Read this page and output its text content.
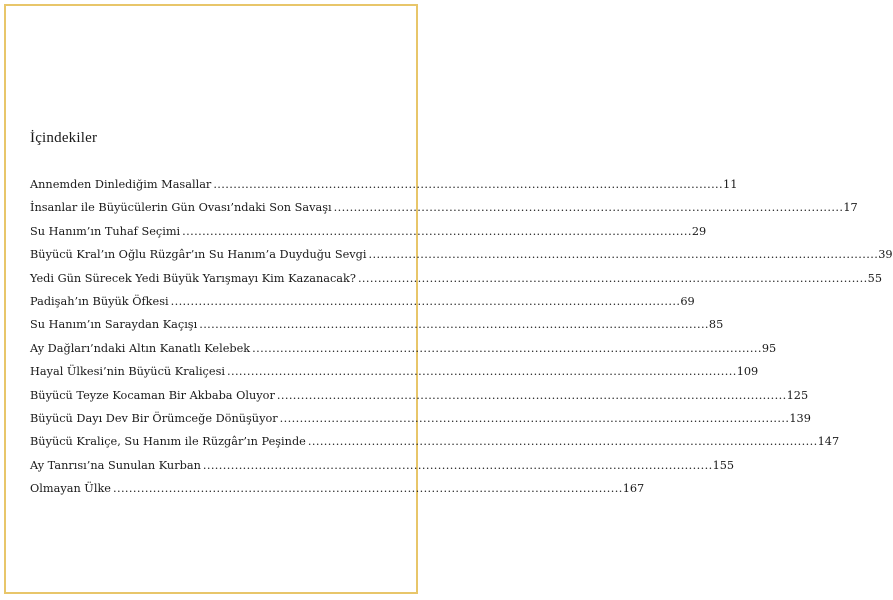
İçindekiler
Annemden Dinlediğim Masallar . . .	11
İnsanlar ile Büyücülerin Gün Ovası’ndaki Son Savaşı . . .	17
Su Hanım’ın Tuhaf Seçimi . . .	29
Büyücü Kral’ın Oğlu Rüzgâr’ın Su Hanım’a Duyduğu Sevgi . . .	39
Yedi Gün Sürecek Yedi Büyük Yarışmayı Kim Kazanacak? . . .	55
Padişah’ın Büyük Öfkesi . . .	69
Su Hanım’ın Saraydan Kaçışı . . .	85
Ay Dağları’ndaki Altın Kanatlı Kelebek . . .	95
Hayal Ülkesi’nin Büyücü Kraliçesi . . .	109
Büyücü Teyze Kocaman Bir Akbaba Oluyor . . .	125
Büyücü Dayı Dev Bir Örümceğe Dönüşüyor . . .	139
Büyücü Kraliçe, Su Hanım ile Rüzgâr’ın Peşinde . . .	147
Ay Tanrısı’na Sunulan Kurban . . .	155
Olmayan Ülke . . .	167
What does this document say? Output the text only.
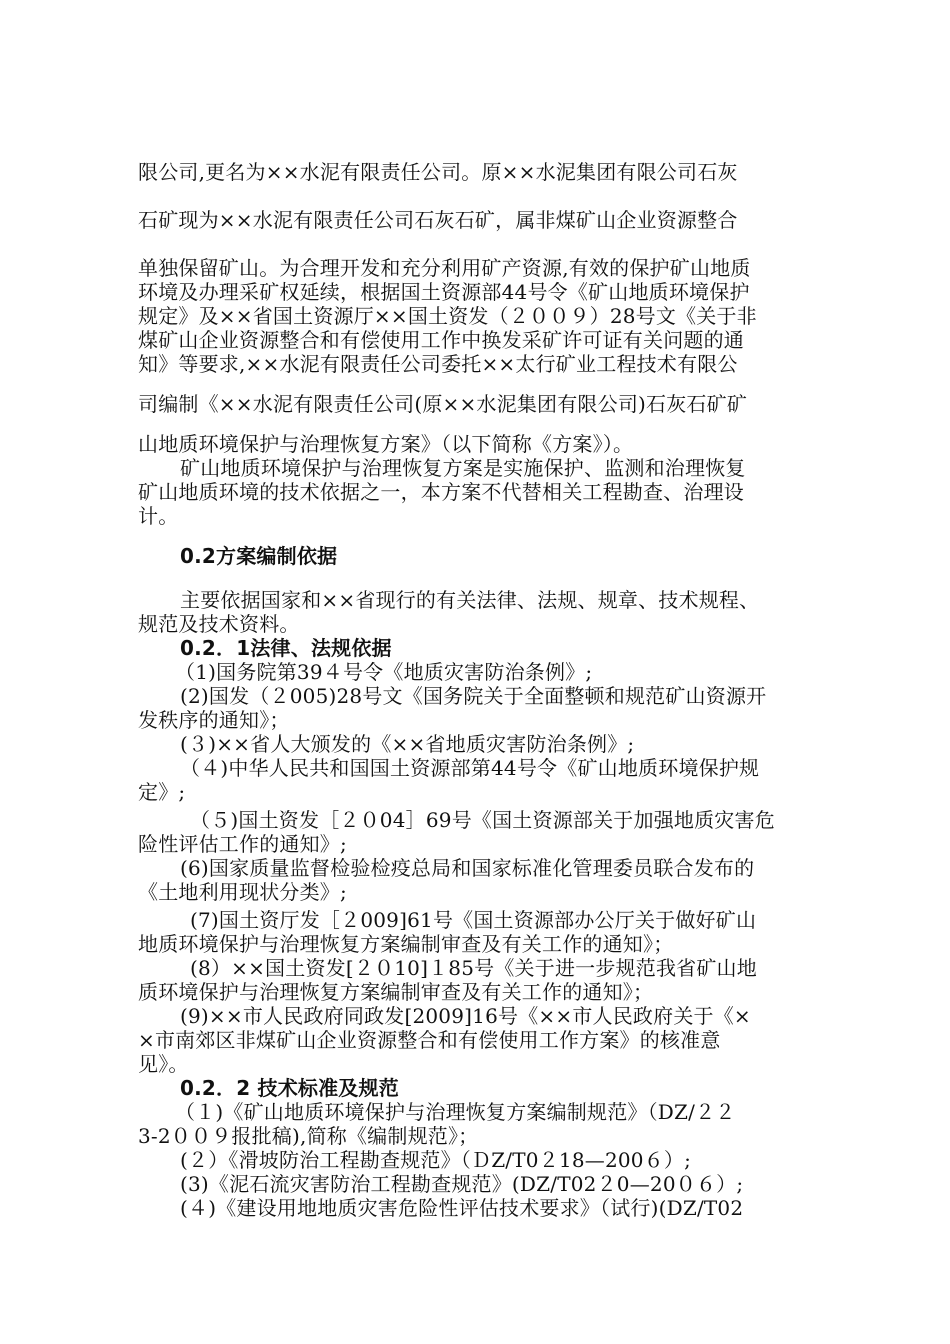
限公司,更名为××水泥有限责任公司。原××水泥集团有限公司石灰
石矿现为××水泥有限责任公司石灰石矿，属非煤矿山企业资源整合
单独保留矿山。为合理开发和充分利用矿产资源,有效的保护矿山地质
环境及办理采矿权延续，根据国土资源部44号令《矿山地质环境保护
规定》及××省国土资源厅××国土资发（２００９）28号文《关于非
煤矿山企业资源整合和有偿使用工作中换发采矿许可证有关问题的通
知》等要求,××水泥有限责任公司委托××太行矿业工程技术有限公
司编制《××水泥有限责任公司(原××水泥集团有限公司)石灰石矿矿
山地质环境保护与治理恢复方案》（以下简称《方案》）。
矿山地质环境保护与治理恢复方案是实施保护、监测和治理恢复
矿山地质环境的技术依据之一，本方案不代替相关工程勘查、治理设
计。
0.2方案编制依据
主要依据国家和××省现行的有关法律、法规、规章、技术规程、
规范及技术资料。
0.2．1法律、法规依据
（1)国务院第39４号令《地质灾害防治条例》;
(2)国发（２005)28号文《国务院关于全面整顿和规范矿山资源开
发秩序的通知》；
(３)××省人大颁发的《××省地质灾害防治条例》;
（４)中华人民共和国国土资源部第44号令《矿山地质环境保护规
定》;
（５)国土资发［２０04］69号《国土资源部关于加强地质灾害危
险性评估工作的通知》;
(6)国家质量监督检验检疫总局和国家标准化管理委员联合发布的
《土地利用现状分类》;
(7)国土资厅发［２009]61号《国土资源部办公厅关于做好矿山
地质环境保护与治理恢复方案编制审查及有关工作的通知》；
(8）××国土资发[２０10]１85号《关于进一步规范我省矿山地
质环境保护与治理恢复方案编制审查及有关工作的通知》；
(9)××市人民政府同政发[2009]16号《××市人民政府关于《×
×市南郊区非煤矿山企业资源整合和有偿使用工作方案》的核准意
见》。
0.2．2 技术标准及规范
（１)《矿山地质环境保护与治理恢复方案编制规范》（DZ/２２
3-2００９报批稿),简称《编制规范》；
(２）《滑坡防治工程勘查规范》（ＤZ/T0２18—200６）;
(3)《泥石流灾害防治工程勘查规范》(DZ/T02２0—20０６）;
(４)《建设用地地质灾害危险性评估技术要求》（试行)(DZ/T02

◇ ◇ ◇

JOB — Quote the data above in full and without alteration; skip the pictures.

ANSWER TO THE TASK —
Read this page and output its text content.
İçindekiler
Annemden Dinlediğim Masallar . . .	11
İnsanlar ile Büyücülerin Gün Ovası’ndaki Son Savaşı . . .	17
Su Hanım’ın Tuhaf Seçimi . . .	29
Büyücü Kral’ın Oğlu Rüzgâr’ın Su Hanım’a Duyduğu Sevgi . . .	39
Yedi Gün Sürecek Yedi Büyük Yarışmayı Kim Kazanacak? . . .	55
Padişah’ın Büyük Öfkesi . . .	69
Su Hanım’ın Saraydan Kaçışı . . .	85
Ay Dağları’ndaki Altın Kanatlı Kelebek . . .	95
Hayal Ülkesi’nin Büyücü Kraliçesi . . .	109
Büyücü Teyze Kocaman Bir Akbaba Oluyor . . .	125
Büyücü Dayı Dev Bir Örümceğe Dönüşüyor . . .	139
Büyücü Kraliçe, Su Hanım ile Rüzgâr’ın Peşinde . . .	147
Ay Tanrısı’na Sunulan Kurban . . .	155
Olmayan Ülke . . .	167
What does this document say? Output the text only.
限公司,更名为××水泥有限责任公司。原××水泥集团有限公司石灰
石矿现为××水泥有限责任公司石灰石矿，属非煤矿山企业资源整合
单独保留矿山。为合理开发和充分利用矿产资源,有效的保护矿山地质
环境及办理采矿权延续，根据国土资源部44号令《矿山地质环境保护
规定》及××省国土资源厅××国土资发（２００９）28号文《关于非
煤矿山企业资源整合和有偿使用工作中换发采矿许可证有关问题的通
知》等要求,××水泥有限责任公司委托××太行矿业工程技术有限公
司编制《××水泥有限责任公司(原××水泥集团有限公司)石灰石矿矿
山地质环境保护与治理恢复方案》（以下简称《方案》）。
矿山地质环境保护与治理恢复方案是实施保护、监测和治理恢复
矿山地质环境的技术依据之一，本方案不代替相关工程勘查、治理设
计。
0.2方案编制依据
主要依据国家和××省现行的有关法律、法规、规章、技术规程、
规范及技术资料。
0.2．1法律、法规依据
（1)国务院第39４号令《地质灾害防治条例》;
(2)国发（２005)28号文《国务院关于全面整顿和规范矿山资源开
发秩序的通知》；
(３)××省人大颁发的《××省地质灾害防治条例》;
（４)中华人民共和国国土资源部第44号令《矿山地质环境保护规
定》;
（５)国土资发［２０04］69号《国土资源部关于加强地质灾害危
险性评估工作的通知》;
(6)国家质量监督检验检疫总局和国家标准化管理委员联合发布的
《土地利用现状分类》;
(7)国土资厅发［２009]61号《国土资源部办公厅关于做好矿山
地质环境保护与治理恢复方案编制审查及有关工作的通知》；
(8）××国土资发[２０10]１85号《关于进一步规范我省矿山地
质环境保护与治理恢复方案编制审查及有关工作的通知》；
(9)××市人民政府同政发[2009]16号《××市人民政府关于《×
×市南郊区非煤矿山企业资源整合和有偿使用工作方案》的核准意
见》。
0.2．2 技术标准及规范
（１)《矿山地质环境保护与治理恢复方案编制规范》（DZ/２２
3-2００９报批稿),简称《编制规范》；
(２）《滑坡防治工程勘查规范》（ＤZ/T0２18—200６）;
(3)《泥石流灾害防治工程勘查规范》(DZ/T02２0—20０６）;
(４)《建设用地地质灾害危险性评估技术要求》（试行)(DZ/T02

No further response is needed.